Read the lines below. Copy out any that hold the string "header".

· · · · · · ·

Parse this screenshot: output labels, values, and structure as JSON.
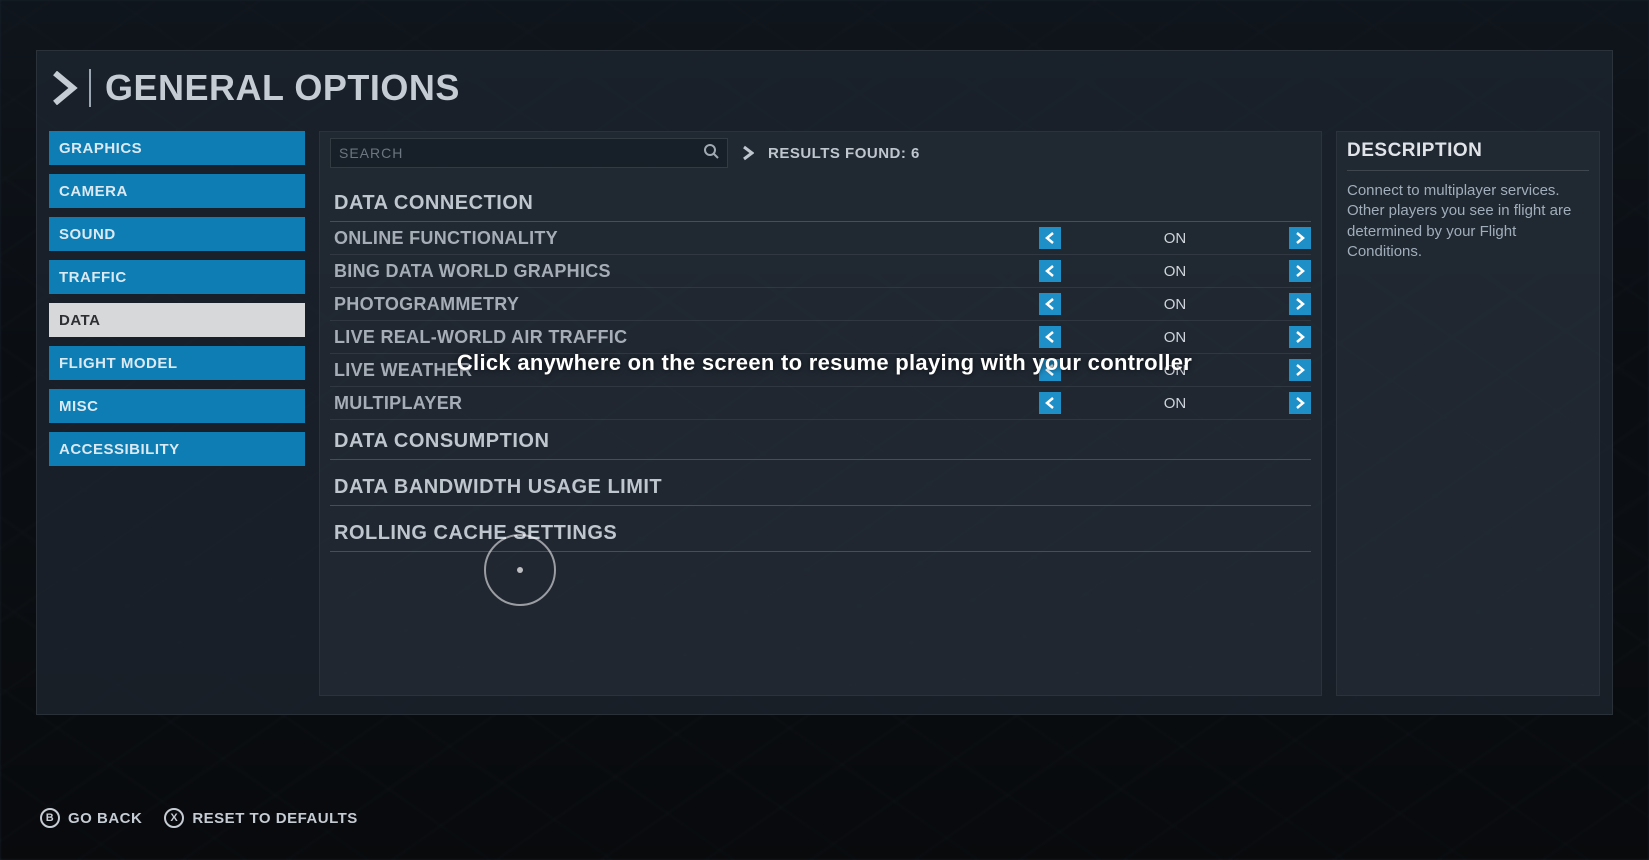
{
  "title": "GENERAL OPTIONS",
  "sidebar": {
    "items": [
      {
        "label": "GRAPHICS"
      },
      {
        "label": "CAMERA"
      },
      {
        "label": "SOUND"
      },
      {
        "label": "TRAFFIC"
      },
      {
        "label": "DATA"
      },
      {
        "label": "FLIGHT MODEL"
      },
      {
        "label": "MISC"
      },
      {
        "label": "ACCESSIBILITY"
      }
    ],
    "active_index": 4
  },
  "search": {
    "placeholder": "SEARCH",
    "results_label": "RESULTS FOUND: 6"
  },
  "sections": {
    "data_connection": {
      "header": "DATA CONNECTION",
      "rows": [
        {
          "label": "ONLINE FUNCTIONALITY",
          "value": "ON"
        },
        {
          "label": "BING DATA WORLD GRAPHICS",
          "value": "ON"
        },
        {
          "label": "PHOTOGRAMMETRY",
          "value": "ON"
        },
        {
          "label": "LIVE REAL-WORLD AIR TRAFFIC",
          "value": "ON"
        },
        {
          "label": "LIVE WEATHER",
          "value": "ON"
        },
        {
          "label": "MULTIPLAYER",
          "value": "ON"
        }
      ]
    },
    "data_consumption": {
      "header": "DATA CONSUMPTION"
    },
    "bandwidth": {
      "header": "DATA BANDWIDTH USAGE LIMIT"
    },
    "rolling_cache": {
      "header": "ROLLING CACHE SETTINGS"
    }
  },
  "description": {
    "title": "DESCRIPTION",
    "body": "Connect to multiplayer services. Other players you see in flight are determined by your Flight Conditions."
  },
  "footer": {
    "back_key": "B",
    "back_label": "GO BACK",
    "reset_key": "X",
    "reset_label": "RESET TO DEFAULTS"
  },
  "overlay": {
    "message": "Click anywhere on the screen to resume playing with your controller"
  }
}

· · · · · · ·

§ Answer to the problem:
      "header": "DATA CONNECTION",
      "header": "DATA CONSUMPTION"
      "header": "DATA BANDWIDTH USAGE LIMIT"
      "header": "ROLLING CACHE SETTINGS"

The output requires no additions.